> WRITTEN EXERCISE
Your task is to reproduce the entries below word for word.

> MATERIAL FOR THIS TASK
════════════════════

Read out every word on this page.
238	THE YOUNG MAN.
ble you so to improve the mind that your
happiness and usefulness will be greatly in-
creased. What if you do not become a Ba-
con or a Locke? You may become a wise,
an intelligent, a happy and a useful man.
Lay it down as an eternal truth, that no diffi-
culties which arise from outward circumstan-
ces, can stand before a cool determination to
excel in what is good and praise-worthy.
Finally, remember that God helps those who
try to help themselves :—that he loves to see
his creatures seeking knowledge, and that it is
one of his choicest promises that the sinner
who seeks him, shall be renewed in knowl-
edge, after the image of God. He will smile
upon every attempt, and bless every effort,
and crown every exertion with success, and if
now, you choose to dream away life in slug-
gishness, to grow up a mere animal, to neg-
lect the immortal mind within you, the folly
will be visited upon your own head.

════════════════════

> REPLY TO THE TASK
Read out every word on this page.
238	THE YOUNG MAN.
ble you so to improve the mind that your
happiness and usefulness will be greatly in-
creased. What if you do not become a Ba-
con or a Locke? You may become a wise,
an intelligent, a happy and a useful man.
Lay it down as an eternal truth, that no diffi-
culties which arise from outward circumstan-
ces, can stand before a cool determination to
excel in what is good and praise-worthy.
Finally, remember that God helps those who
try to help themselves :—that he loves to see
his creatures seeking knowledge, and that it is
one of his choicest promises that the sinner
who seeks him, shall be renewed in knowl-
edge, after the image of God. He will smile
upon every attempt, and bless every effort,
and crown every exertion with success, and if
now, you choose to dream away life in slug-
gishness, to grow up a mere animal, to neg-
lect the immortal mind within you, the folly
will be visited upon your own head.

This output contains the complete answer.